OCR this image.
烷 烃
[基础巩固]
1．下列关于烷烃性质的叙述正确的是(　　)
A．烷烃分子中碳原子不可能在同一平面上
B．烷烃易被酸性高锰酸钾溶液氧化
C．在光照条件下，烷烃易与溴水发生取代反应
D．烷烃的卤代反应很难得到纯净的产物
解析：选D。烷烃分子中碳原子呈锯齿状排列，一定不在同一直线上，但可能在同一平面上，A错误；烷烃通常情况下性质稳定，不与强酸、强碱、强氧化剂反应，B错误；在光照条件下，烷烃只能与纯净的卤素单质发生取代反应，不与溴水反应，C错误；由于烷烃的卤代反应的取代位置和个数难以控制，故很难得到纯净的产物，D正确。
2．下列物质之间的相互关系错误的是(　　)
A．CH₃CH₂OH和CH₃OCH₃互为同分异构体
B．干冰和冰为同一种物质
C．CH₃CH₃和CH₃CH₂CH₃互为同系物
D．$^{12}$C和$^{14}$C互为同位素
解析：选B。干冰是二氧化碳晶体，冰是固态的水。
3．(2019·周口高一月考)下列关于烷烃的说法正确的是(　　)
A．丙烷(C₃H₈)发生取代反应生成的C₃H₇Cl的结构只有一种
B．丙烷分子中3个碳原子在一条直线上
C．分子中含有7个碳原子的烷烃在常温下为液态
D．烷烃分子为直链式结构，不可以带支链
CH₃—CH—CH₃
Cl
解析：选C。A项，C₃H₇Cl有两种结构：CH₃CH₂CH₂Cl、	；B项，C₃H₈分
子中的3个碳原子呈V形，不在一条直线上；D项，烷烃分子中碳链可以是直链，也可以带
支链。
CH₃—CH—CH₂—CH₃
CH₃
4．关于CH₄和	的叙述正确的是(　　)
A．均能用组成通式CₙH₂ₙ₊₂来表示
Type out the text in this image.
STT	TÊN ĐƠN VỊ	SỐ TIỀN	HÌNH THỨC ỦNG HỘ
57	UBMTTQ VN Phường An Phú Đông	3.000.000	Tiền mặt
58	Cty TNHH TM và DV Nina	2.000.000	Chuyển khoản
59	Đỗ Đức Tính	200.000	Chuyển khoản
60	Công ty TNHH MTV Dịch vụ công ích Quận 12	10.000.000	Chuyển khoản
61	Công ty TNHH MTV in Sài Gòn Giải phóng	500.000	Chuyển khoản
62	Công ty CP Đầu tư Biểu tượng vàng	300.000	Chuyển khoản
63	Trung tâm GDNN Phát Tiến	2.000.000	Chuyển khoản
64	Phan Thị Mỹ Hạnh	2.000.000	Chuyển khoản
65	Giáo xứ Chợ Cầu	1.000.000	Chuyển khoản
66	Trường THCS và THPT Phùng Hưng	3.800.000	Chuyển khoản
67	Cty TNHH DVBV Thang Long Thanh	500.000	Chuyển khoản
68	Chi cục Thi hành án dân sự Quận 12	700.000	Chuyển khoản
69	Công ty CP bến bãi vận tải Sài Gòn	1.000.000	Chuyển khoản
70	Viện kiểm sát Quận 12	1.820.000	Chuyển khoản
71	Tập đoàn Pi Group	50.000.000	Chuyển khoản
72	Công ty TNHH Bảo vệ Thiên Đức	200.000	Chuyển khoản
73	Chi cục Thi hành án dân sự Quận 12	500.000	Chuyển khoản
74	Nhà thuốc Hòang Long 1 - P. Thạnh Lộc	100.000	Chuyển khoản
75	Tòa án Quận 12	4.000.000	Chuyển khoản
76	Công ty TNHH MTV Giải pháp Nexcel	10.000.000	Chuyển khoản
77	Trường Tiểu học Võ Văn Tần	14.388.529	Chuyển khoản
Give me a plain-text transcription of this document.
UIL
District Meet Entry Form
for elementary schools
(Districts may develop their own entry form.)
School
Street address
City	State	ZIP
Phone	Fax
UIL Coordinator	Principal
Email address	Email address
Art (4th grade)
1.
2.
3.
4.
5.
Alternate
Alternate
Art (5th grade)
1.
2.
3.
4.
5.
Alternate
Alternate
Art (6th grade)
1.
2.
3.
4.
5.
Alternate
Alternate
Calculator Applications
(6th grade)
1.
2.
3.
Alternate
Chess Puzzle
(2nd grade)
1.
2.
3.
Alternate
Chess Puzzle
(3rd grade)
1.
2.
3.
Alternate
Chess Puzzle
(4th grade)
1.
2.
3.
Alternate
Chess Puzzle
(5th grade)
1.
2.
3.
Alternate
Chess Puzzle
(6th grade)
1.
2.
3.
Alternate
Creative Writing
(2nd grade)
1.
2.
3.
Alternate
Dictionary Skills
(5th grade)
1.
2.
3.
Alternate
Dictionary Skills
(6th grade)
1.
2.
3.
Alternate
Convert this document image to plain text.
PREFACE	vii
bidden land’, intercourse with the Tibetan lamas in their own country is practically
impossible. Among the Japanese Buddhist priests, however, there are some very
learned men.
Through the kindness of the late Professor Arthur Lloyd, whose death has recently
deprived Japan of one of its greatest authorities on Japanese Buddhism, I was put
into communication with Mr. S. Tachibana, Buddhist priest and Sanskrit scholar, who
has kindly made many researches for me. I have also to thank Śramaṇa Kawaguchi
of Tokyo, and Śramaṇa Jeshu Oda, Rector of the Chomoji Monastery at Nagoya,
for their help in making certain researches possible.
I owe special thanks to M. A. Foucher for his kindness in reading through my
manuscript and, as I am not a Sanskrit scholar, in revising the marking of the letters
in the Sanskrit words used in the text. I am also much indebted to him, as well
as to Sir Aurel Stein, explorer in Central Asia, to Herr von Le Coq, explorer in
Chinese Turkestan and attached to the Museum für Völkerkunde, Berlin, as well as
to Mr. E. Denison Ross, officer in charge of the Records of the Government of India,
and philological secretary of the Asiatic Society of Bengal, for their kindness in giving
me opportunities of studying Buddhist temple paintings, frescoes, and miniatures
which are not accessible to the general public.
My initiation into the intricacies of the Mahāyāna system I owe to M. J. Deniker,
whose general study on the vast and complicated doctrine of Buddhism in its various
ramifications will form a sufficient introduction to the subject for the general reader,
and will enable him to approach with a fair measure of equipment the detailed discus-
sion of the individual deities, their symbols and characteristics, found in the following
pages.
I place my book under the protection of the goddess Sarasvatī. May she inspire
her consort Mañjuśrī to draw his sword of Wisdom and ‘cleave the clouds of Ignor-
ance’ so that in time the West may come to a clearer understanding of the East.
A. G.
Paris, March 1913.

================

Please quote every record above exactly as it appears.

OCR this image.
烷 烃
[基础巩固]
1．下列关于烷烃性质的叙述正确的是(　　)
A．烷烃分子中碳原子不可能在同一平面上
B．烷烃易被酸性高锰酸钾溶液氧化
C．在光照条件下，烷烃易与溴水发生取代反应
D．烷烃的卤代反应很难得到纯净的产物
解析：选D。烷烃分子中碳原子呈锯齿状排列，一定不在同一直线上，但可能在同一平面上，A错误；烷烃通常情况下性质稳定，不与强酸、强碱、强氧化剂反应，B错误；在光照条件下，烷烃只能与纯净的卤素单质发生取代反应，不与溴水反应，C错误；由于烷烃的卤代反应的取代位置和个数难以控制，故很难得到纯净的产物，D正确。
2．下列物质之间的相互关系错误的是(　　)
A．CH₃CH₂OH和CH₃OCH₃互为同分异构体
B．干冰和冰为同一种物质
C．CH₃CH₃和CH₃CH₂CH₃互为同系物
D．$^{12}$C和$^{14}$C互为同位素
解析：选B。干冰是二氧化碳晶体，冰是固态的水。
3．(2019·周口高一月考)下列关于烷烃的说法正确的是(　　)
A．丙烷(C₃H₈)发生取代反应生成的C₃H₇Cl的结构只有一种
B．丙烷分子中3个碳原子在一条直线上
C．分子中含有7个碳原子的烷烃在常温下为液态
D．烷烃分子为直链式结构，不可以带支链
CH₃—CH—CH₃
Cl
解析：选C。A项，C₃H₇Cl有两种结构：CH₃CH₂CH₂Cl、	；B项，C₃H₈分
子中的3个碳原子呈V形，不在一条直线上；D项，烷烃分子中碳链可以是直链，也可以带
支链。
CH₃—CH—CH₂—CH₃
CH₃
4．关于CH₄和	的叙述正确的是(　　)
A．均能用组成通式CₙH₂ₙ₊₂来表示
Type out the text in this image.
STT	TÊN ĐƠN VỊ	SỐ TIỀN	HÌNH THỨC ỦNG HỘ
57	UBMTTQ VN Phường An Phú Đông	3.000.000	Tiền mặt
58	Cty TNHH TM và DV Nina	2.000.000	Chuyển khoản
59	Đỗ Đức Tính	200.000	Chuyển khoản
60	Công ty TNHH MTV Dịch vụ công ích Quận 12	10.000.000	Chuyển khoản
61	Công ty TNHH MTV in Sài Gòn Giải phóng	500.000	Chuyển khoản
62	Công ty CP Đầu tư Biểu tượng vàng	300.000	Chuyển khoản
63	Trung tâm GDNN Phát Tiến	2.000.000	Chuyển khoản
64	Phan Thị Mỹ Hạnh	2.000.000	Chuyển khoản
65	Giáo xứ Chợ Cầu	1.000.000	Chuyển khoản
66	Trường THCS và THPT Phùng Hưng	3.800.000	Chuyển khoản
67	Cty TNHH DVBV Thang Long Thanh	500.000	Chuyển khoản
68	Chi cục Thi hành án dân sự Quận 12	700.000	Chuyển khoản
69	Công ty CP bến bãi vận tải Sài Gòn	1.000.000	Chuyển khoản
70	Viện kiểm sát Quận 12	1.820.000	Chuyển khoản
71	Tập đoàn Pi Group	50.000.000	Chuyển khoản
72	Công ty TNHH Bảo vệ Thiên Đức	200.000	Chuyển khoản
73	Chi cục Thi hành án dân sự Quận 12	500.000	Chuyển khoản
74	Nhà thuốc Hòang Long 1 - P. Thạnh Lộc	100.000	Chuyển khoản
75	Tòa án Quận 12	4.000.000	Chuyển khoản
76	Công ty TNHH MTV Giải pháp Nexcel	10.000.000	Chuyển khoản
77	Trường Tiểu học Võ Văn Tần	14.388.529	Chuyển khoản
Give me a plain-text transcription of this document.
UIL
District Meet Entry Form
for elementary schools
(Districts may develop their own entry form.)
School
Street address
City	State	ZIP
Phone	Fax
UIL Coordinator	Principal
Email address	Email address
Art (4th grade)
1.
2.
3.
4.
5.
Alternate
Alternate
Art (5th grade)
1.
2.
3.
4.
5.
Alternate
Alternate
Art (6th grade)
1.
2.
3.
4.
5.
Alternate
Alternate
Calculator Applications
(6th grade)
1.
2.
3.
Alternate
Chess Puzzle
(2nd grade)
1.
2.
3.
Alternate
Chess Puzzle
(3rd grade)
1.
2.
3.
Alternate
Chess Puzzle
(4th grade)
1.
2.
3.
Alternate
Chess Puzzle
(5th grade)
1.
2.
3.
Alternate
Chess Puzzle
(6th grade)
1.
2.
3.
Alternate
Creative Writing
(2nd grade)
1.
2.
3.
Alternate
Dictionary Skills
(5th grade)
1.
2.
3.
Alternate
Dictionary Skills
(6th grade)
1.
2.
3.
Alternate
Convert this document image to plain text.
PREFACE	vii
bidden land’, intercourse with the Tibetan lamas in their own country is practically
impossible. Among the Japanese Buddhist priests, however, there are some very
learned men.
Through the kindness of the late Professor Arthur Lloyd, whose death has recently
deprived Japan of one of its greatest authorities on Japanese Buddhism, I was put
into communication with Mr. S. Tachibana, Buddhist priest and Sanskrit scholar, who
has kindly made many researches for me. I have also to thank Śramaṇa Kawaguchi
of Tokyo, and Śramaṇa Jeshu Oda, Rector of the Chomoji Monastery at Nagoya,
for their help in making certain researches possible.
I owe special thanks to M. A. Foucher for his kindness in reading through my
manuscript and, as I am not a Sanskrit scholar, in revising the marking of the letters
in the Sanskrit words used in the text. I am also much indebted to him, as well
as to Sir Aurel Stein, explorer in Central Asia, to Herr von Le Coq, explorer in
Chinese Turkestan and attached to the Museum für Völkerkunde, Berlin, as well as
to Mr. E. Denison Ross, officer in charge of the Records of the Government of India,
and philological secretary of the Asiatic Society of Bengal, for their kindness in giving
me opportunities of studying Buddhist temple paintings, frescoes, and miniatures
which are not accessible to the general public.
My initiation into the intricacies of the Mahāyāna system I owe to M. J. Deniker,
whose general study on the vast and complicated doctrine of Buddhism in its various
ramifications will form a sufficient introduction to the subject for the general reader,
and will enable him to approach with a fair measure of equipment the detailed discus-
sion of the individual deities, their symbols and characteristics, found in the following
pages.
I place my book under the protection of the goddess Sarasvatī. May she inspire
her consort Mañjuśrī to draw his sword of Wisdom and ‘cleave the clouds of Ignor-
ance’ so that in time the West may come to a clearer understanding of the East.
A. G.
Paris, March 1913.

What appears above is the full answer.